> _Problem description_:
Return each line of the records holding the string "placeholder".

> _Task input_:

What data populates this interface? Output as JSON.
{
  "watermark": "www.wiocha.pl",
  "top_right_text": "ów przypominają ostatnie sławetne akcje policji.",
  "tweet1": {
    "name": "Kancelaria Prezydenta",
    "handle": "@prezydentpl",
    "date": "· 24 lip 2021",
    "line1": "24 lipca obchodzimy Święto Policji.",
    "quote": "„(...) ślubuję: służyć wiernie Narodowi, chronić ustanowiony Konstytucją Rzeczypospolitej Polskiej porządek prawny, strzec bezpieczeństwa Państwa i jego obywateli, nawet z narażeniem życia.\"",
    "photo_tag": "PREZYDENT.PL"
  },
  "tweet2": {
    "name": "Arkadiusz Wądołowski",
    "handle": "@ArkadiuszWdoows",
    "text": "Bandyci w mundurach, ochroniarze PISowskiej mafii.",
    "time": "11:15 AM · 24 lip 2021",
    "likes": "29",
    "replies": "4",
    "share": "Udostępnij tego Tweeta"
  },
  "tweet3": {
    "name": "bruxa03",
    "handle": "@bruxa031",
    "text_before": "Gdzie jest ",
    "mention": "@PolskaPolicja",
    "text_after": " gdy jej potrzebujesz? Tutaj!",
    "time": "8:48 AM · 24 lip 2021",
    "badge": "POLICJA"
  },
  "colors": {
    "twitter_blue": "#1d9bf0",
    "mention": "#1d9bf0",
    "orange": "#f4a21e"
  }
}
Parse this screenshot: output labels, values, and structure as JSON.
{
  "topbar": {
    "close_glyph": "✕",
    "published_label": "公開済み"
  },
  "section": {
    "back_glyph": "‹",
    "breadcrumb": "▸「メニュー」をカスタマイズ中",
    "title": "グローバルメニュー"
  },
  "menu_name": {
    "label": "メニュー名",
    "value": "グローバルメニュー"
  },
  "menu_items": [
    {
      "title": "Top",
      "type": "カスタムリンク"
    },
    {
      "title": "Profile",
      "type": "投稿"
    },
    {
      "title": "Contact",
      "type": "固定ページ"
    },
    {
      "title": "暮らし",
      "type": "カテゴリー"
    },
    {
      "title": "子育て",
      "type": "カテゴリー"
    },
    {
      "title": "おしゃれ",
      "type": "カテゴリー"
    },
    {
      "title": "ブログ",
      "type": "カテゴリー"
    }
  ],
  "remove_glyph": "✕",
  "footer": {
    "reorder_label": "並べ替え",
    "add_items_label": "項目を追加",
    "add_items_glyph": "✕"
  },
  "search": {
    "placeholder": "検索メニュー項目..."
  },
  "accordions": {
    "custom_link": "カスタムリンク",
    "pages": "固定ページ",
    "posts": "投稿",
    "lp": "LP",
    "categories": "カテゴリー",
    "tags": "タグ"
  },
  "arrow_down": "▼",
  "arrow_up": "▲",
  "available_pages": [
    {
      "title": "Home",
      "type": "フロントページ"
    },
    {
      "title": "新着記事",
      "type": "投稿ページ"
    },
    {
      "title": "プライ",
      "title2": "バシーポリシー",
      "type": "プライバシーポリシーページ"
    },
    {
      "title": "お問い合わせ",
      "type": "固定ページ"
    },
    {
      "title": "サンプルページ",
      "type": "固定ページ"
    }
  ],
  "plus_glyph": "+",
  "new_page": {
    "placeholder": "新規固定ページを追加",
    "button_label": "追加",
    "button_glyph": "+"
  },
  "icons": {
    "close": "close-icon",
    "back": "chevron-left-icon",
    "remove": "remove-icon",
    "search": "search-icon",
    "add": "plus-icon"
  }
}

> _Response_:
    "placeholder": "検索メニュー項目..."
    "placeholder": "新規固定ページを追加",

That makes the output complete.